Data records:
____________________

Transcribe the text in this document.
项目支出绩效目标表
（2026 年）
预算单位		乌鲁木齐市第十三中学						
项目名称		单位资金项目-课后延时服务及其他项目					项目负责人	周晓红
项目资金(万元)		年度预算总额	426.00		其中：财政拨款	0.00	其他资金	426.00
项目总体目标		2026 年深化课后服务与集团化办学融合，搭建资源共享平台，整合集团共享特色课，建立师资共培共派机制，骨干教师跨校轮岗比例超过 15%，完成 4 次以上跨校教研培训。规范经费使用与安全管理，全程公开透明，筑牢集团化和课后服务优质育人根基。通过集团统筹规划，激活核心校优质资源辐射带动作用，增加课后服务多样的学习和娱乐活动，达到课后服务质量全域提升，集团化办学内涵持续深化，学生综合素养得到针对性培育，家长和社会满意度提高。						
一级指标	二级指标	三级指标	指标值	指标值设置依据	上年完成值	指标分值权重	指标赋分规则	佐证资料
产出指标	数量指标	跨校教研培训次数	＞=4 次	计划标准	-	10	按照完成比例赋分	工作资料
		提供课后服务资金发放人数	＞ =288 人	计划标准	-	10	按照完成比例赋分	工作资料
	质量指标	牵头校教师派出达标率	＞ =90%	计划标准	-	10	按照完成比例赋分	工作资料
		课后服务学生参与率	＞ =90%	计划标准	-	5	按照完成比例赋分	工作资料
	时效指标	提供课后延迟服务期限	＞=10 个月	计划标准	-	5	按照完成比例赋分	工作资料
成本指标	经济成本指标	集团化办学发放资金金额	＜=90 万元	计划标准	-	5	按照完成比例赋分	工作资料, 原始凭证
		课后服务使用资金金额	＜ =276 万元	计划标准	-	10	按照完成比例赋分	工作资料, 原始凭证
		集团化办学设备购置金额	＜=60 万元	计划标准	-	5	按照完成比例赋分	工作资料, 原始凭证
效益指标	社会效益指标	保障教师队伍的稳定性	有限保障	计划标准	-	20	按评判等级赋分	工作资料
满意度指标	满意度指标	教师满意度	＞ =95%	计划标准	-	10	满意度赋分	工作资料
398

____________________

**Exercise prompt:** Extract all the entries word for word.

**Answer to the exercise:**
Transcribe the text in this document.
项目支出绩效目标表
（2026 年）
预算单位		乌鲁木齐市第十三中学						
项目名称		单位资金项目-课后延时服务及其他项目					项目负责人	周晓红
项目资金(万元)		年度预算总额	426.00		其中：财政拨款	0.00	其他资金	426.00
项目总体目标		2026 年深化课后服务与集团化办学融合，搭建资源共享平台，整合集团共享特色课，建立师资共培共派机制，骨干教师跨校轮岗比例超过 15%，完成 4 次以上跨校教研培训。规范经费使用与安全管理，全程公开透明，筑牢集团化和课后服务优质育人根基。通过集团统筹规划，激活核心校优质资源辐射带动作用，增加课后服务多样的学习和娱乐活动，达到课后服务质量全域提升，集团化办学内涵持续深化，学生综合素养得到针对性培育，家长和社会满意度提高。						
一级指标	二级指标	三级指标	指标值	指标值设置依据	上年完成值	指标分值权重	指标赋分规则	佐证资料
产出指标	数量指标	跨校教研培训次数	＞=4 次	计划标准	-	10	按照完成比例赋分	工作资料
		提供课后服务资金发放人数	＞ =288 人	计划标准	-	10	按照完成比例赋分	工作资料
	质量指标	牵头校教师派出达标率	＞ =90%	计划标准	-	10	按照完成比例赋分	工作资料
		课后服务学生参与率	＞ =90%	计划标准	-	5	按照完成比例赋分	工作资料
	时效指标	提供课后延迟服务期限	＞=10 个月	计划标准	-	5	按照完成比例赋分	工作资料
成本指标	经济成本指标	集团化办学发放资金金额	＜=90 万元	计划标准	-	5	按照完成比例赋分	工作资料, 原始凭证
		课后服务使用资金金额	＜ =276 万元	计划标准	-	10	按照完成比例赋分	工作资料, 原始凭证
		集团化办学设备购置金额	＜=60 万元	计划标准	-	5	按照完成比例赋分	工作资料, 原始凭证
效益指标	社会效益指标	保障教师队伍的稳定性	有限保障	计划标准	-	20	按评判等级赋分	工作资料
满意度指标	满意度指标	教师满意度	＞ =95%	计划标准	-	10	满意度赋分	工作资料
398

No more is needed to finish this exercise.